§ Required task: The data below should be restated word for word, with every picture omitted.
** START Input for this task **
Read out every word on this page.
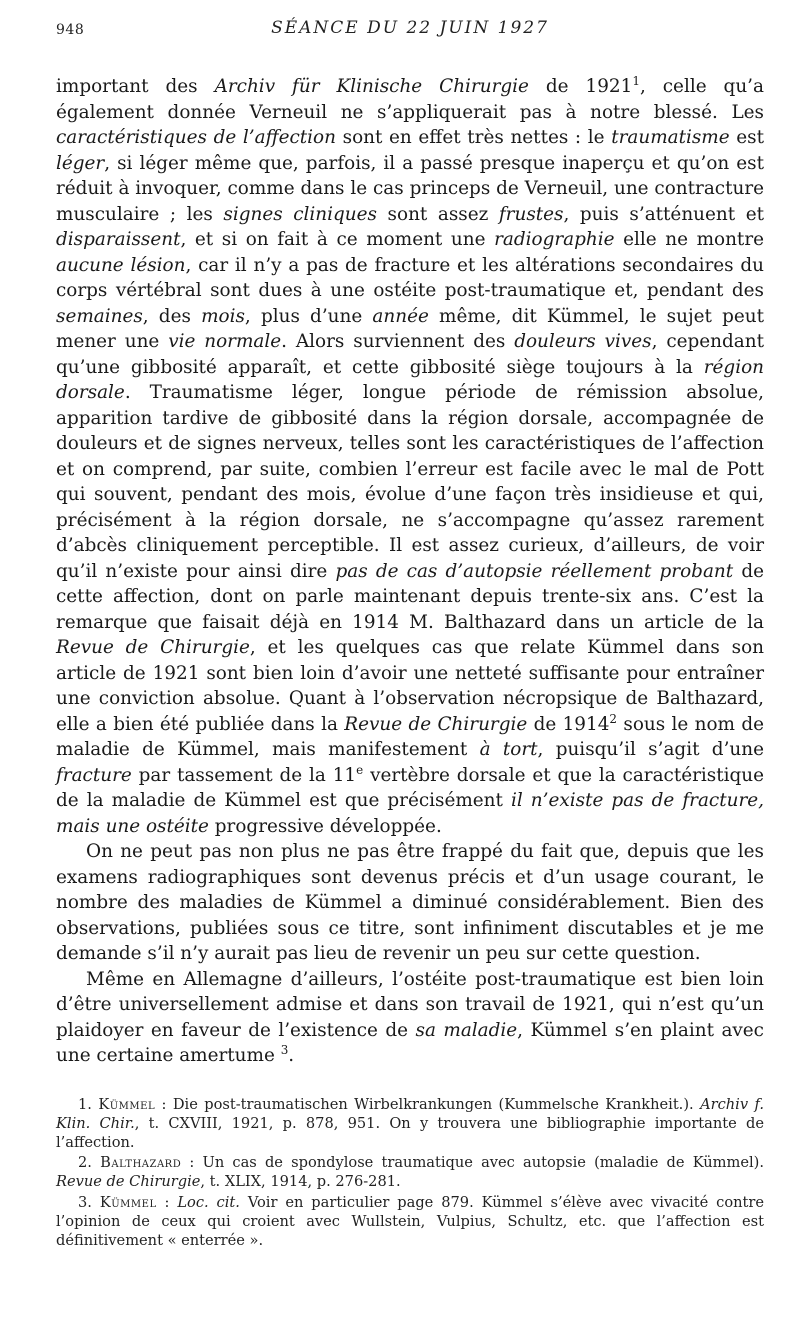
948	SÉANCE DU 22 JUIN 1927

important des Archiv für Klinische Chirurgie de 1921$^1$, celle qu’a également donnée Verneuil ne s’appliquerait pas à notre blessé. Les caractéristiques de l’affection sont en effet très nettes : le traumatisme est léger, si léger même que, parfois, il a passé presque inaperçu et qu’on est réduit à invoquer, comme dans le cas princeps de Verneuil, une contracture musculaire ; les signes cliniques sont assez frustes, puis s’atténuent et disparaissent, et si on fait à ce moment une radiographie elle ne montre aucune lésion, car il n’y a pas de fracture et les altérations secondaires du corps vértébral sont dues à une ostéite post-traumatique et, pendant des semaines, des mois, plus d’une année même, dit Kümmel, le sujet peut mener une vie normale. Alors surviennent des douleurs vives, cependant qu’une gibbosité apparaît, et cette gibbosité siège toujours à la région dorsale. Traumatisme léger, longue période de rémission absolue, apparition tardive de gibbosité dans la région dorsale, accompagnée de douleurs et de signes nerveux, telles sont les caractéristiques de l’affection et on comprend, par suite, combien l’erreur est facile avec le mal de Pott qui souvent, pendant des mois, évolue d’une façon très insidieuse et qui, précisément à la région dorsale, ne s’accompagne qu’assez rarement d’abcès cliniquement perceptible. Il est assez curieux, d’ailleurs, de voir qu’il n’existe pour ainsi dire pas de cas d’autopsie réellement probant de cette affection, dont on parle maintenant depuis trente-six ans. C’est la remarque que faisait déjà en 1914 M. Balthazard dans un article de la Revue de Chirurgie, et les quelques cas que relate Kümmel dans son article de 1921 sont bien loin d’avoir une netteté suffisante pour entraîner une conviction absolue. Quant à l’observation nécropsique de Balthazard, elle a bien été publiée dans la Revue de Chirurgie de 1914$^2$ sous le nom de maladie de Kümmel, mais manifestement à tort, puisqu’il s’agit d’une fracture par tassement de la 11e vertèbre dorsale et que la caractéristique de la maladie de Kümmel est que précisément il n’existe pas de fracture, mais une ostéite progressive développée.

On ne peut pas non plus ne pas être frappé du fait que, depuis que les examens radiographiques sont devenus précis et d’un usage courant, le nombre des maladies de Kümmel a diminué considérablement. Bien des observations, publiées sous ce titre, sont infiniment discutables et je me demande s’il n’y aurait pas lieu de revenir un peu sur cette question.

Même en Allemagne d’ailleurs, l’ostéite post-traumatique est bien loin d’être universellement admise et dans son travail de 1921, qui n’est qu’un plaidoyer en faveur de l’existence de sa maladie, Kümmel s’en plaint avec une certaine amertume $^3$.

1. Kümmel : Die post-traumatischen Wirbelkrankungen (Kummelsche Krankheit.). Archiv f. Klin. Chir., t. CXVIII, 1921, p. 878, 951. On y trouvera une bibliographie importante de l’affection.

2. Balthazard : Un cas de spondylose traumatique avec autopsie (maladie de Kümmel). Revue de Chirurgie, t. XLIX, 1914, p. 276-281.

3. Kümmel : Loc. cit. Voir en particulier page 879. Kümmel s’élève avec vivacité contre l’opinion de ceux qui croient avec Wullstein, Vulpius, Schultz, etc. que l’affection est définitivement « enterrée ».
** END Input for this task **
§ Exercise output:
Read out every word on this page.
948	SÉANCE DU 22 JUIN 1927

important des Archiv für Klinische Chirurgie de 1921$^1$, celle qu’a également donnée Verneuil ne s’appliquerait pas à notre blessé. Les caractéristiques de l’affection sont en effet très nettes : le traumatisme est léger, si léger même que, parfois, il a passé presque inaperçu et qu’on est réduit à invoquer, comme dans le cas princeps de Verneuil, une contracture musculaire ; les signes cliniques sont assez frustes, puis s’atténuent et disparaissent, et si on fait à ce moment une radiographie elle ne montre aucune lésion, car il n’y a pas de fracture et les altérations secondaires du corps vértébral sont dues à une ostéite post-traumatique et, pendant des semaines, des mois, plus d’une année même, dit Kümmel, le sujet peut mener une vie normale. Alors surviennent des douleurs vives, cependant qu’une gibbosité apparaît, et cette gibbosité siège toujours à la région dorsale. Traumatisme léger, longue période de rémission absolue, apparition tardive de gibbosité dans la région dorsale, accompagnée de douleurs et de signes nerveux, telles sont les caractéristiques de l’affection et on comprend, par suite, combien l’erreur est facile avec le mal de Pott qui souvent, pendant des mois, évolue d’une façon très insidieuse et qui, précisément à la région dorsale, ne s’accompagne qu’assez rarement d’abcès cliniquement perceptible. Il est assez curieux, d’ailleurs, de voir qu’il n’existe pour ainsi dire pas de cas d’autopsie réellement probant de cette affection, dont on parle maintenant depuis trente-six ans. C’est la remarque que faisait déjà en 1914 M. Balthazard dans un article de la Revue de Chirurgie, et les quelques cas que relate Kümmel dans son article de 1921 sont bien loin d’avoir une netteté suffisante pour entraîner une conviction absolue. Quant à l’observation nécropsique de Balthazard, elle a bien été publiée dans la Revue de Chirurgie de 1914$^2$ sous le nom de maladie de Kümmel, mais manifestement à tort, puisqu’il s’agit d’une fracture par tassement de la 11e vertèbre dorsale et que la caractéristique de la maladie de Kümmel est que précisément il n’existe pas de fracture, mais une ostéite progressive développée.

On ne peut pas non plus ne pas être frappé du fait que, depuis que les examens radiographiques sont devenus précis et d’un usage courant, le nombre des maladies de Kümmel a diminué considérablement. Bien des observations, publiées sous ce titre, sont infiniment discutables et je me demande s’il n’y aurait pas lieu de revenir un peu sur cette question.

Même en Allemagne d’ailleurs, l’ostéite post-traumatique est bien loin d’être universellement admise et dans son travail de 1921, qui n’est qu’un plaidoyer en faveur de l’existence de sa maladie, Kümmel s’en plaint avec une certaine amertume $^3$.

1. Kümmel : Die post-traumatischen Wirbelkrankungen (Kummelsche Krankheit.). Archiv f. Klin. Chir., t. CXVIII, 1921, p. 878, 951. On y trouvera une bibliographie importante de l’affection.

2. Balthazard : Un cas de spondylose traumatique avec autopsie (maladie de Kümmel). Revue de Chirurgie, t. XLIX, 1914, p. 276-281.

3. Kümmel : Loc. cit. Voir en particulier page 879. Kümmel s’élève avec vivacité contre l’opinion de ceux qui croient avec Wullstein, Vulpius, Schultz, etc. que l’affection est définitivement « enterrée ».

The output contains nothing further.